**REQUEST:** Exclude images, then output the remaining data verbatim.

**DATA RECORDS:**
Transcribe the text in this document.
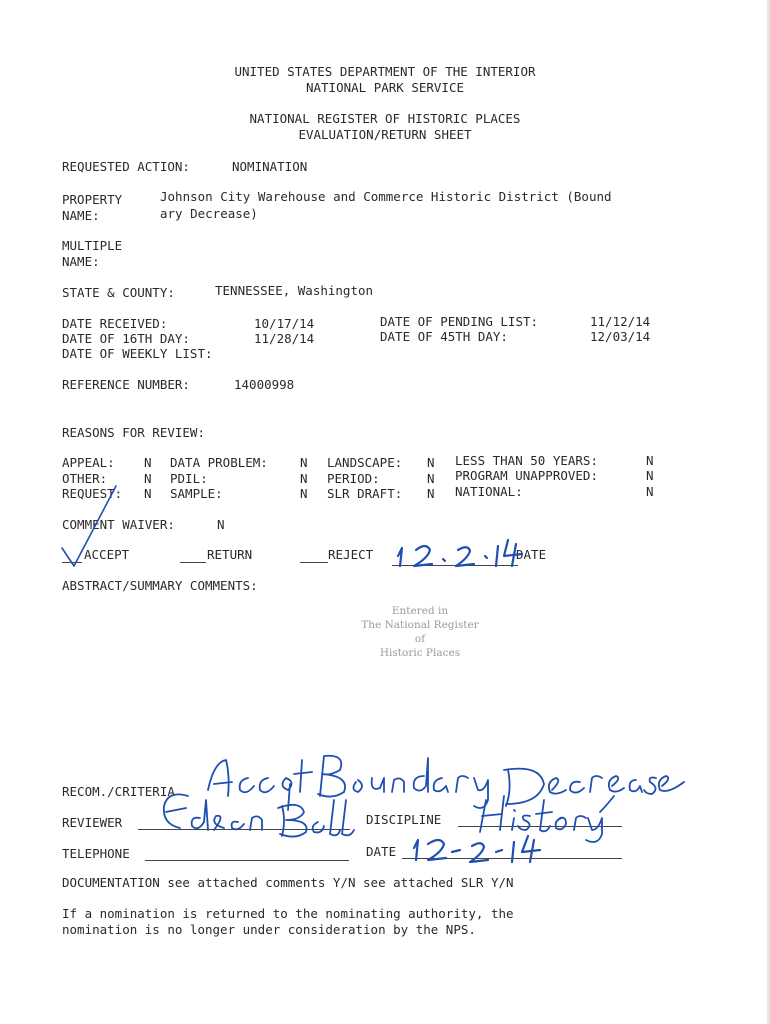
UNITED STATES DEPARTMENT OF THE INTERIOR
NATIONAL PARK SERVICE
NATIONAL REGISTER OF HISTORIC PLACES
EVALUATION/RETURN SHEET
REQUESTED ACTION:	NOMINATION
PROPERTY
NAME:
Johnson City Warehouse and Commerce Historic District (Bound
ary Decrease)
MULTIPLE
NAME:
STATE & COUNTY:	TENNESSEE, Washington
DATE RECEIVED:	10/17/14
DATE OF 16TH DAY:	11/28/14
DATE OF WEEKLY LIST:
DATE OF PENDING LIST:	11/12/14
DATE OF 45TH DAY:	12/03/14
REFERENCE NUMBER:	14000998
REASONS FOR REVIEW:
APPEAL: N DATA PROBLEM:	N LANDSCAPE: N LESS THAN 50 YEARS:	N
OTHER:	N PDIL:	N PERIOD:	N PROGRAM UNAPPROVED:	N
REQUEST: N SAMPLE:	N SLR DRAFT: N NATIONAL:	N
COMMENT WAIVER:	N
ACCEPT	RETURN	REJECT	DATE
ABSTRACT/SUMMARY COMMENTS:
Entered in
The National Register
of
Historic Places
RECOM./CRITERIA
REVIEWER	DISCIPLINE
TELEPHONE	DATE
DOCUMENTATION see attached comments Y/N see attached SLR Y/N
If a nomination is returned to the nominating authority, the
nomination is no longer under consideration by the NPS.
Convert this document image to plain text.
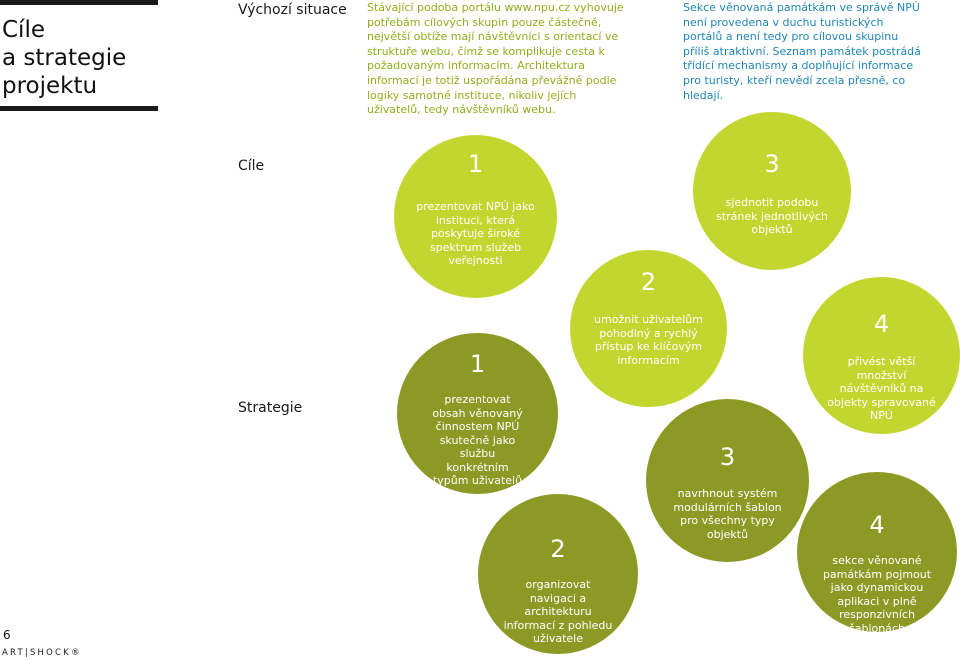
Cíle
a strategie
projektu
Výchozí situace
Cíle
Strategie

Stávající podoba portálu www.npu.cz vyhovuje potřebám cílových skupin pouze částečně, největší obtíže mají návštěvníci s orientací ve struktuře webu, čímž se komplikuje cesta k požadovaným informacím. Architektura informací je totiž uspořádána převážně podle logiky samotné instituce, nikoliv jejích uživatelů, tedy návštěvníků webu.

Sekce věnovaná památkám ve správě NPÚ není provedena v duchu turistických portálů a není tedy pro cílovou skupinu příliš atraktivní. Seznam památek postrádá třídící mechanismy a doplňující informace pro turisty, kteří nevědí zcela přesně, co hledají.

1
prezentovat NPÚ jako instituci, která poskytuje široké spektrum služeb veřejnosti
2
umožnit uživatelům pohodlný a rychlý přístup ke klíčovým informacím
3
sjednotit podobu stránek jednotlivých objektů
4
přivést větší množství návštěvníků na objekty spravované NPÚ
1
prezentovat obsah věnovaný činnostem NPÚ skutečně jako službu konkrétním typům uživatelů
2
organizovat navigaci a architekturu informací z pohledu uživatele
3
navrhnout systém modulárních šablon pro všechny typy objektů	4
sekce věnované památkám pojmout jako dynamickou aplikaci v plně responzivních šablonách
6
ART|SHOCK®
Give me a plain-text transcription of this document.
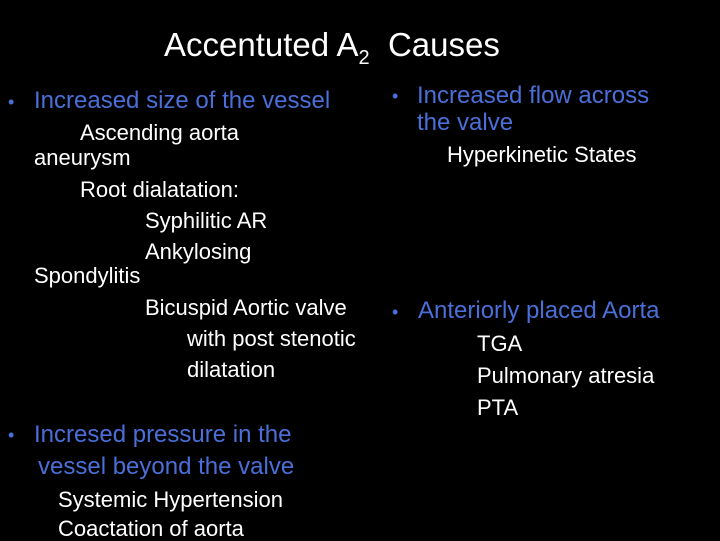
Accentuted $A_2$ Causes
• Increased size of the vessel
Ascending aorta
aneurysm
Root dialatation:
Syphilitic AR
Ankylosing
Spondylitis
Bicuspid Aortic valve
with post stenotic
dilatation
• Incresed pressure in the
vessel beyond the valve
Systemic Hypertension
Coactation of aorta
• Increased flow across
the valve
Hyperkinetic States
• Anteriorly placed Aorta
TGA
Pulmonary atresia
PTA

**FINISHED ANSWER:**
Transcribe the text in this document.
UNITED STATES DEPARTMENT OF THE INTERIOR
NATIONAL PARK SERVICE
NATIONAL REGISTER OF HISTORIC PLACES
EVALUATION/RETURN SHEET
REQUESTED ACTION:	NOMINATION
PROPERTY
NAME:
Johnson City Warehouse and Commerce Historic District (Bound
ary Decrease)
MULTIPLE
NAME:
STATE & COUNTY:	TENNESSEE, Washington
DATE RECEIVED:	10/17/14
DATE OF 16TH DAY:	11/28/14
DATE OF WEEKLY LIST:
DATE OF PENDING LIST:	11/12/14
DATE OF 45TH DAY:	12/03/14
REFERENCE NUMBER:	14000998
REASONS FOR REVIEW:
APPEAL: N DATA PROBLEM:	N LANDSCAPE: N LESS THAN 50 YEARS:	N
OTHER:	N PDIL:	N PERIOD:	N PROGRAM UNAPPROVED:	N
REQUEST: N SAMPLE:	N SLR DRAFT: N NATIONAL:	N
COMMENT WAIVER:	N
ACCEPT	RETURN	REJECT	DATE
ABSTRACT/SUMMARY COMMENTS:
Entered in
The National Register
of
Historic Places
RECOM./CRITERIA
REVIEWER	DISCIPLINE
TELEPHONE	DATE
DOCUMENTATION see attached comments Y/N see attached SLR Y/N
If a nomination is returned to the nominating authority, the
nomination is no longer under consideration by the NPS.
Convert this document image to plain text.
Cíle
a strategie
projektu
Výchozí situace
Cíle
Strategie

Stávající podoba portálu www.npu.cz vyhovuje potřebám cílových skupin pouze částečně, největší obtíže mají návštěvníci s orientací ve struktuře webu, čímž se komplikuje cesta k požadovaným informacím. Architektura informací je totiž uspořádána převážně podle logiky samotné instituce, nikoliv jejích uživatelů, tedy návštěvníků webu.

Sekce věnovaná památkám ve správě NPÚ není provedena v duchu turistických portálů a není tedy pro cílovou skupinu příliš atraktivní. Seznam památek postrádá třídící mechanismy a doplňující informace pro turisty, kteří nevědí zcela přesně, co hledají.

1
prezentovat NPÚ jako instituci, která poskytuje široké spektrum služeb veřejnosti
2
umožnit uživatelům pohodlný a rychlý přístup ke klíčovým informacím
3
sjednotit podobu stránek jednotlivých objektů
4
přivést větší množství návštěvníků na objekty spravované NPÚ
1
prezentovat obsah věnovaný činnostem NPÚ skutečně jako službu konkrétním typům uživatelů
2
organizovat navigaci a architekturu informací z pohledu uživatele
3
navrhnout systém modulárních šablon pro všechny typy objektů	4
sekce věnované památkám pojmout jako dynamickou aplikaci v plně responzivních šablonách
6
ART|SHOCK®
Give me a plain-text transcription of this document.
Accentuted $A_2$ Causes
• Increased size of the vessel
Ascending aorta
aneurysm
Root dialatation:
Syphilitic AR
Ankylosing
Spondylitis
Bicuspid Aortic valve
with post stenotic
dilatation
• Incresed pressure in the
vessel beyond the valve
Systemic Hypertension
Coactation of aorta
• Increased flow across
the valve
Hyperkinetic States
• Anteriorly placed Aorta
TGA
Pulmonary atresia
PTA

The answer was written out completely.